### GIVEN REQUEST
The entries below are to be transcribed in full, without their images.

(Dataset records)
◆ ◆ ◆
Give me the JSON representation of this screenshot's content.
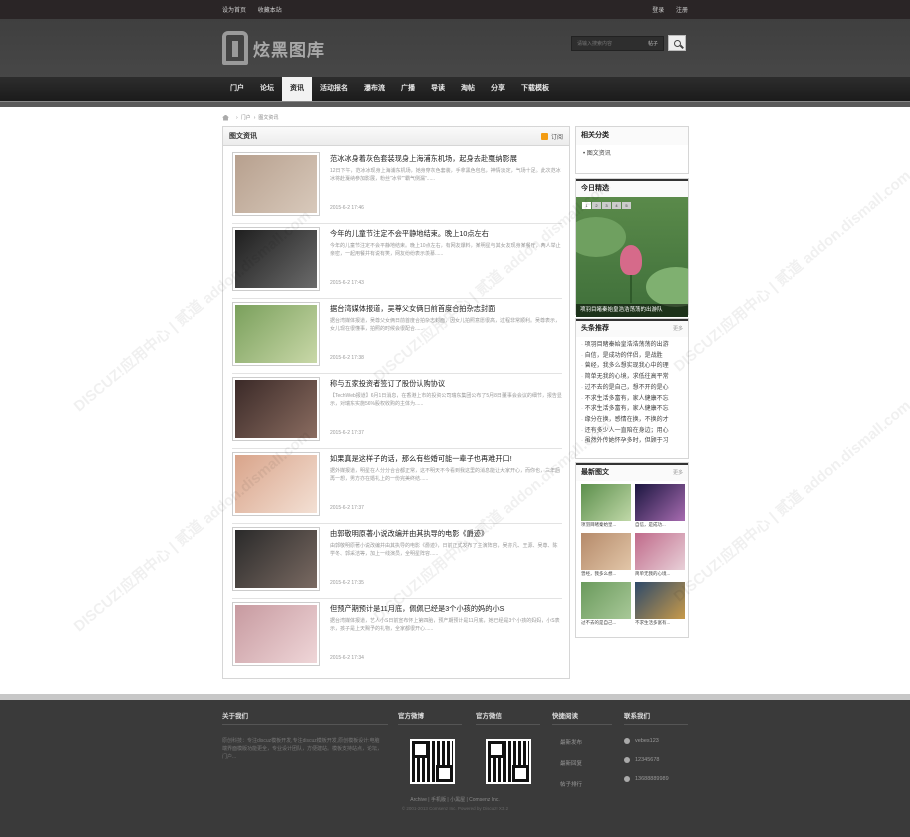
{
  "topbar": {
    "left_links": [
      "设为首页",
      "收藏本站"
    ],
    "right_links": [
      "登录",
      "注册"
    ]
  },
  "header": {
    "logo_text": "炫黑图库",
    "search_placeholder": "请输入搜索内容",
    "search_type": "帖子"
  },
  "nav": [
    "门户",
    "论坛",
    "资讯",
    "活动报名",
    "瀑布流",
    "广播",
    "导读",
    "淘帖",
    "分享",
    "下载模板"
  ],
  "breadcrumb": [
    "门户",
    "图文资讯"
  ],
  "main": {
    "title": "图文资讯",
    "rss_label": "订阅",
    "articles": [
      {
        "title": "范冰冰身着灰色套装现身上海浦东机场，起身去赴戛纳影展",
        "summary": "12日下午，范冰冰现身上海浦东机场，她身穿灰色套装，手拿黑色包包，神情淡定，气场十足。此次范冰冰将赴戛纳参加影展，粉丝“冰爷”“霸气侧漏”......",
        "date": "2015-6-2 17:46",
        "colors": [
          "#b7a08e",
          "#d8c9bb"
        ]
      },
      {
        "title": "今年的儿童节注定不会平静地结束。晚上10点左右",
        "summary": "今年的儿童节注定不会平静地结束。晚上10点左右，有网友爆料，某明星与其女友现身某餐厅，两人举止亲密，一起用餐并有说有笑，网友纷纷表示羡慕......",
        "date": "2015-6-2 17:43",
        "colors": [
          "#1f1f1f",
          "#6b6b6b"
        ]
      },
      {
        "title": "据台湾媒体报道，吴尊父女俩日前首度合拍杂志封面",
        "summary": "据台湾媒体报道，吴尊父女俩日前首度合拍杂志封面，因女儿拍照意愿很高，过程非常顺利。吴尊表示，女儿现在很懂事，拍照的时候会很配合......",
        "date": "2015-6-2 17:38",
        "colors": [
          "#7aa05c",
          "#c9d8a8"
        ]
      },
      {
        "title": "称与五家投资者签订了股份认购协议",
        "summary": "【TechWeb报道】6月1日消息，在香港上市的投资公司瑞东集团公布了5月8日董事会会议的细节，报告显示，对瑞东实施56%股权收购的主体为......",
        "date": "2015-6-2 17:37",
        "colors": [
          "#3b2a28",
          "#8a6c60"
        ]
      },
      {
        "title": "如果真是这样子的话，那么有些婚可能一辈子也再难开口!",
        "summary": "据外媒报道，明星在人分分合合都正常，这不明天不今看到我这里的消息能让大家开心，而你也，三年后再一想，男方亦在婚礼上的一份完美终结......",
        "date": "2015-6-2 17:37",
        "colors": [
          "#d9a48a",
          "#f3e0d4"
        ]
      },
      {
        "title": "由郭敬明原著小说改编并由其执导的电影《爵迹》",
        "summary": "由郭敬明原著小说改编并由其执导的电影《爵迹》，日前正式发布了主演阵容，吴亦凡、王源、吴尊、陈学冬、郭采洁等，加上一线演员，全明星阵容......",
        "date": "2015-6-2 17:35",
        "colors": [
          "#2a2a2a",
          "#7a6a62"
        ]
      },
      {
        "title": "但预产期预计是11月底，佩佩已经是3个小孩的妈的小S",
        "summary": "据台湾媒体报道，艺人小S日前宣布怀上第四胎，预产期预计是11月底，她已经是3个小孩的妈妈，小S表示，孩子是上天赐予的礼物，全家都很开心......",
        "date": "2015-6-2 17:34",
        "colors": [
          "#c79aa0",
          "#efd6d8"
        ]
      }
    ]
  },
  "sidebar": {
    "category": {
      "title": "相关分类",
      "items": [
        "图文资讯"
      ]
    },
    "today": {
      "title": "今日精选",
      "dots": [
        "1",
        "2",
        "3",
        "4",
        "5"
      ],
      "caption": "项羽目睹秦始皇浩浩荡荡的出游队"
    },
    "headlines": {
      "title": "头条推荐",
      "more": "更多",
      "items": [
        "项羽目睹秦始皇浩浩荡荡的出游",
        "自信，是成功的伴侣，是战胜",
        "曾经，我多么想实现我心中的理",
        "简单无我的心境，求低往高平常",
        "过不去的是自己，想不开的是心",
        "不求生活多富有，家人健康不忘",
        "不求生活多富有，家人健康不忘",
        "缘分在换，感情在换，不换的才",
        "还有多少人一直陪在身边；用心",
        "虽然外传她怀孕多时，但顾于习"
      ]
    },
    "latest": {
      "title": "最新图文",
      "more": "更多",
      "items": [
        {
          "caption": "项羽目睹秦始皇...",
          "colors": [
            "#5c8f4c",
            "#c0d8a8"
          ]
        },
        {
          "caption": "自信，是成功...",
          "colors": [
            "#1b1640",
            "#a76bb0"
          ]
        },
        {
          "caption": "曾经，我多么想...",
          "colors": [
            "#b58a6a",
            "#e2c6a8"
          ]
        },
        {
          "caption": "简单无我的心境...",
          "colors": [
            "#c06a8a",
            "#e8d0d8"
          ]
        },
        {
          "caption": "过不去的是自己...",
          "colors": [
            "#6a9a5c",
            "#a8c898"
          ]
        },
        {
          "caption": "不求生活多富有...",
          "colors": [
            "#2e4a6a",
            "#c89a4a"
          ]
        }
      ]
    }
  },
  "footer": {
    "about": {
      "title": "关于我们",
      "text": "原创科技：专注discuz模板开发,专注discuz模板开发,原创模板设计:电脑端界面模版功能更全，专业设计团队，方便建站。模板支持站点，论坛，门户..."
    },
    "weibo": {
      "title": "官方微博"
    },
    "weixin": {
      "title": "官方微信"
    },
    "quick": {
      "title": "快捷阅读",
      "items": [
        "最新发布",
        "最新回复",
        "帖子排行"
      ]
    },
    "contact": {
      "title": "联系我们",
      "items": [
        "vebes123",
        "12345678",
        "13688889989"
      ]
    },
    "links": "Archive | 手机版 | 小黑屋 | Comsenz Inc.",
    "copyright": "© 2001-2013 Comsenz Inc. Powered by Discuz! X3.2"
  },
  "watermark": "DISCUZ!应用中心 | 贰道 addon.dismall.com"
}
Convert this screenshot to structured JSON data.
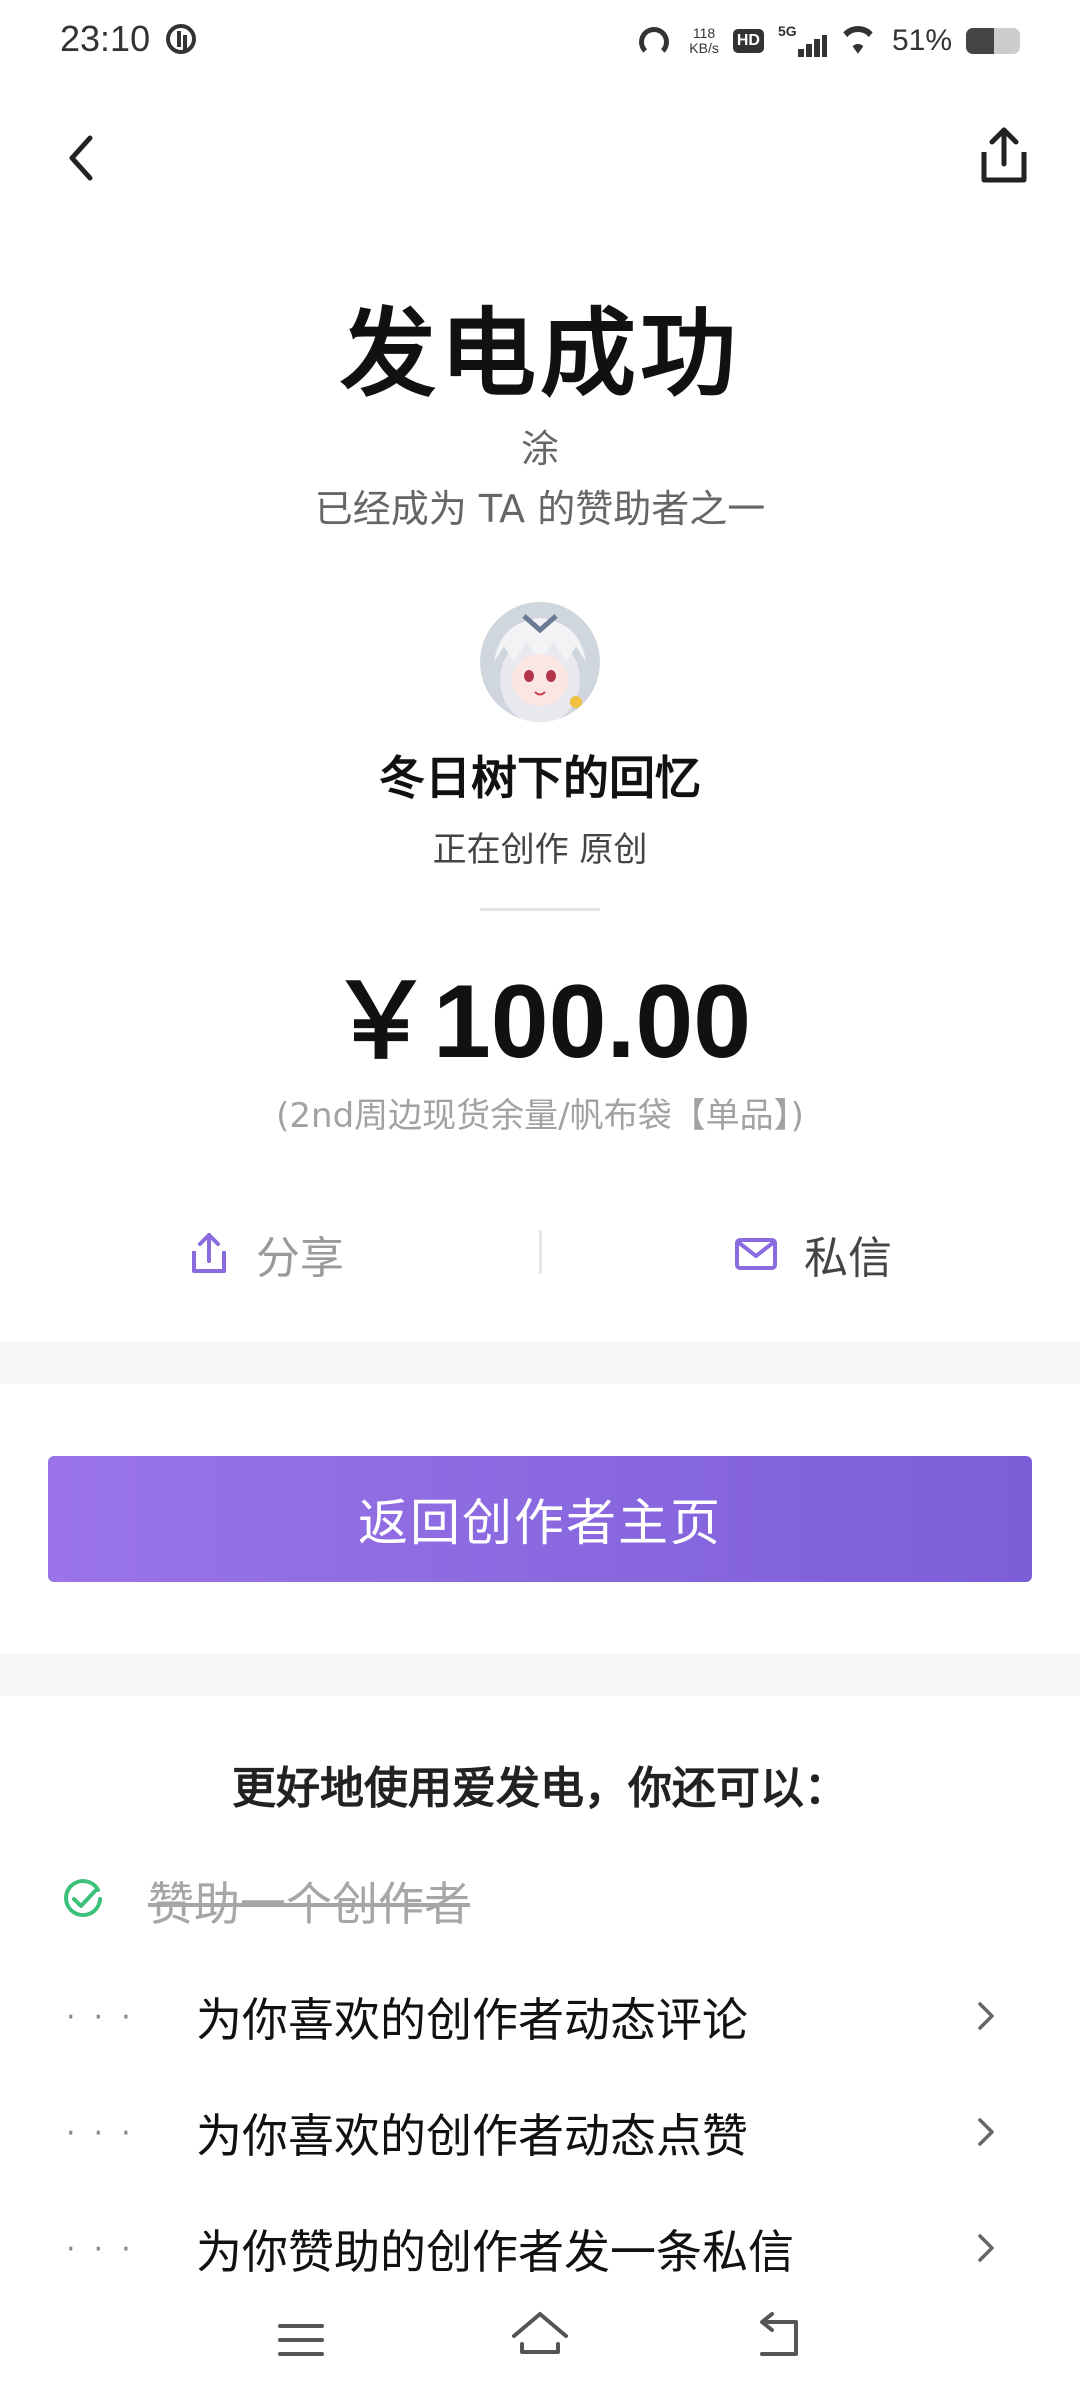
{
  "status_bar": {
    "time": "23:10",
    "net_speed_value": "118",
    "net_speed_unit": "KB/s",
    "hd_label": "HD",
    "network_label": "5G",
    "battery_text": "51%",
    "battery_level": 0.51
  },
  "hero": {
    "title": "发电成功",
    "supporter_name": "涂",
    "supporter_status": "已经成为 TA 的赞助者之一",
    "creator_name": "冬日树下的回忆",
    "creator_desc": "正在创作 原创",
    "amount": "￥100.00",
    "item_note": "(2nd周边现货余量/帆布袋【单品】)"
  },
  "actions": {
    "share_label": "分享",
    "message_label": "私信"
  },
  "cta": {
    "label": "返回创作者主页"
  },
  "tips": {
    "title": "更好地使用爱发电，你还可以：",
    "done_task": "赞助一个创作者",
    "tasks": [
      {
        "label": "为你喜欢的创作者动态评论",
        "dots": "···"
      },
      {
        "label": "为你喜欢的创作者动态点赞",
        "dots": "···"
      },
      {
        "label": "为你赞助的创作者发一条私信",
        "dots": "···"
      }
    ]
  },
  "icons": {
    "back": "chevron-left-icon",
    "share_top": "share-icon",
    "share_action": "share-icon",
    "message": "mail-icon",
    "done": "check-circle-icon",
    "chevron": "chevron-right-icon",
    "nav_menu": "menu-icon",
    "nav_home": "home-icon",
    "nav_back": "back-icon"
  },
  "colors": {
    "accent": "#8a6be0",
    "accent_end": "#7c5ed8",
    "success": "#3cc07a",
    "muted_text": "#a2a2a2"
  }
}
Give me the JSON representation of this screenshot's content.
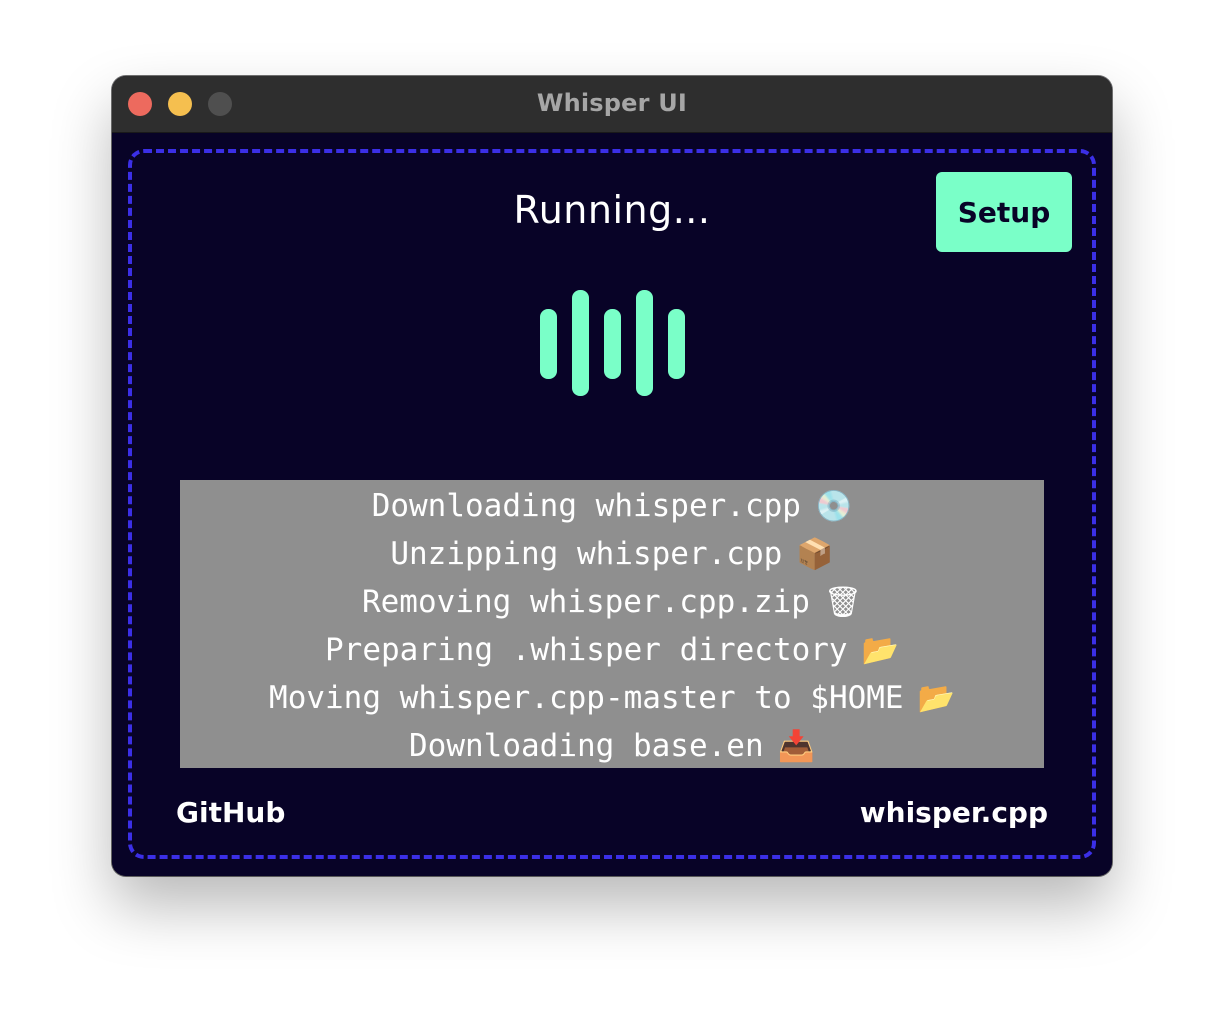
◆ ◆ ◆
### SOLUTION FOR THIS EXERCISE
Give me the JSON representation of this screenshot's content.
{
  "topbar": {
    "left_links": [
      "设为首页",
      "收藏本站"
    ],
    "right_links": [
      "登录",
      "注册"
    ]
  },
  "header": {
    "logo_text": "炫黑图库",
    "search_placeholder": "请输入搜索内容",
    "search_type": "帖子"
  },
  "nav": [
    "门户",
    "论坛",
    "资讯",
    "活动报名",
    "瀑布流",
    "广播",
    "导读",
    "淘帖",
    "分享",
    "下载模板"
  ],
  "breadcrumb": [
    "门户",
    "图文资讯"
  ],
  "main": {
    "title": "图文资讯",
    "rss_label": "订阅",
    "articles": [
      {
        "title": "范冰冰身着灰色套装现身上海浦东机场，起身去赴戛纳影展",
        "summary": "12日下午，范冰冰现身上海浦东机场，她身穿灰色套装，手拿黑色包包，神情淡定，气场十足。此次范冰冰将赴戛纳参加影展，粉丝“冰爷”“霸气侧漏”......",
        "date": "2015-6-2 17:46",
        "colors": [
          "#b7a08e",
          "#d8c9bb"
        ]
      },
      {
        "title": "今年的儿童节注定不会平静地结束。晚上10点左右",
        "summary": "今年的儿童节注定不会平静地结束。晚上10点左右，有网友爆料，某明星与其女友现身某餐厅，两人举止亲密，一起用餐并有说有笑，网友纷纷表示羡慕......",
        "date": "2015-6-2 17:43",
        "colors": [
          "#1f1f1f",
          "#6b6b6b"
        ]
      },
      {
        "title": "据台湾媒体报道，吴尊父女俩日前首度合拍杂志封面",
        "summary": "据台湾媒体报道，吴尊父女俩日前首度合拍杂志封面，因女儿拍照意愿很高，过程非常顺利。吴尊表示，女儿现在很懂事，拍照的时候会很配合......",
        "date": "2015-6-2 17:38",
        "colors": [
          "#7aa05c",
          "#c9d8a8"
        ]
      },
      {
        "title": "称与五家投资者签订了股份认购协议",
        "summary": "【TechWeb报道】6月1日消息，在香港上市的投资公司瑞东集团公布了5月8日董事会会议的细节，报告显示，对瑞东实施56%股权收购的主体为......",
        "date": "2015-6-2 17:37",
        "colors": [
          "#3b2a28",
          "#8a6c60"
        ]
      },
      {
        "title": "如果真是这样子的话，那么有些婚可能一辈子也再难开口!",
        "summary": "据外媒报道，明星在人分分合合都正常，这不明天不今看到我这里的消息能让大家开心，而你也，三年后再一想，男方亦在婚礼上的一份完美终结......",
        "date": "2015-6-2 17:37",
        "colors": [
          "#d9a48a",
          "#f3e0d4"
        ]
      },
      {
        "title": "由郭敬明原著小说改编并由其执导的电影《爵迹》",
        "summary": "由郭敬明原著小说改编并由其执导的电影《爵迹》，日前正式发布了主演阵容，吴亦凡、王源、吴尊、陈学冬、郭采洁等，加上一线演员，全明星阵容......",
        "date": "2015-6-2 17:35",
        "colors": [
          "#2a2a2a",
          "#7a6a62"
        ]
      },
      {
        "title": "但预产期预计是11月底，佩佩已经是3个小孩的妈的小S",
        "summary": "据台湾媒体报道，艺人小S日前宣布怀上第四胎，预产期预计是11月底，她已经是3个小孩的妈妈，小S表示，孩子是上天赐予的礼物，全家都很开心......",
        "date": "2015-6-2 17:34",
        "colors": [
          "#c79aa0",
          "#efd6d8"
        ]
      }
    ]
  },
  "sidebar": {
    "category": {
      "title": "相关分类",
      "items": [
        "图文资讯"
      ]
    },
    "today": {
      "title": "今日精选",
      "dots": [
        "1",
        "2",
        "3",
        "4",
        "5"
      ],
      "caption": "项羽目睹秦始皇浩浩荡荡的出游队"
    },
    "headlines": {
      "title": "头条推荐",
      "more": "更多",
      "items": [
        "项羽目睹秦始皇浩浩荡荡的出游",
        "自信，是成功的伴侣，是战胜",
        "曾经，我多么想实现我心中的理",
        "简单无我的心境，求低往高平常",
        "过不去的是自己，想不开的是心",
        "不求生活多富有，家人健康不忘",
        "不求生活多富有，家人健康不忘",
        "缘分在换，感情在换，不换的才",
        "还有多少人一直陪在身边；用心",
        "虽然外传她怀孕多时，但顾于习"
      ]
    },
    "latest": {
      "title": "最新图文",
      "more": "更多",
      "items": [
        {
          "caption": "项羽目睹秦始皇...",
          "colors": [
            "#5c8f4c",
            "#c0d8a8"
          ]
        },
        {
          "caption": "自信，是成功...",
          "colors": [
            "#1b1640",
            "#a76bb0"
          ]
        },
        {
          "caption": "曾经，我多么想...",
          "colors": [
            "#b58a6a",
            "#e2c6a8"
          ]
        },
        {
          "caption": "简单无我的心境...",
          "colors": [
            "#c06a8a",
            "#e8d0d8"
          ]
        },
        {
          "caption": "过不去的是自己...",
          "colors": [
            "#6a9a5c",
            "#a8c898"
          ]
        },
        {
          "caption": "不求生活多富有...",
          "colors": [
            "#2e4a6a",
            "#c89a4a"
          ]
        }
      ]
    }
  },
  "footer": {
    "about": {
      "title": "关于我们",
      "text": "原创科技：专注discuz模板开发,专注discuz模板开发,原创模板设计:电脑端界面模版功能更全，专业设计团队，方便建站。模板支持站点，论坛，门户..."
    },
    "weibo": {
      "title": "官方微博"
    },
    "weixin": {
      "title": "官方微信"
    },
    "quick": {
      "title": "快捷阅读",
      "items": [
        "最新发布",
        "最新回复",
        "帖子排行"
      ]
    },
    "contact": {
      "title": "联系我们",
      "items": [
        "vebes123",
        "12345678",
        "13688889989"
      ]
    },
    "links": "Archive | 手机版 | 小黑屋 | Comsenz Inc.",
    "copyright": "© 2001-2013 Comsenz Inc. Powered by Discuz! X3.2"
  },
  "watermark": "DISCUZ!应用中心 | 贰道 addon.dismall.com"
}
Convert this screenshot to structured JSON data.
{
  "status_bar": {
    "time": "23:10",
    "net_speed_value": "118",
    "net_speed_unit": "KB/s",
    "hd_label": "HD",
    "network_label": "5G",
    "battery_text": "51%",
    "battery_level": 0.51
  },
  "hero": {
    "title": "发电成功",
    "supporter_name": "涂",
    "supporter_status": "已经成为 TA 的赞助者之一",
    "creator_name": "冬日树下的回忆",
    "creator_desc": "正在创作 原创",
    "amount": "￥100.00",
    "item_note": "(2nd周边现货余量/帆布袋【单品】)"
  },
  "actions": {
    "share_label": "分享",
    "message_label": "私信"
  },
  "cta": {
    "label": "返回创作者主页"
  },
  "tips": {
    "title": "更好地使用爱发电，你还可以：",
    "done_task": "赞助一个创作者",
    "tasks": [
      {
        "label": "为你喜欢的创作者动态评论",
        "dots": "···"
      },
      {
        "label": "为你喜欢的创作者动态点赞",
        "dots": "···"
      },
      {
        "label": "为你赞助的创作者发一条私信",
        "dots": "···"
      }
    ]
  },
  "icons": {
    "back": "chevron-left-icon",
    "share_top": "share-icon",
    "share_action": "share-icon",
    "message": "mail-icon",
    "done": "check-circle-icon",
    "chevron": "chevron-right-icon",
    "nav_menu": "menu-icon",
    "nav_home": "home-icon",
    "nav_back": "back-icon"
  },
  "colors": {
    "accent": "#8a6be0",
    "accent_end": "#7c5ed8",
    "success": "#3cc07a",
    "muted_text": "#a2a2a2"
  }
}
Give me the JSON representation of this screenshot's content.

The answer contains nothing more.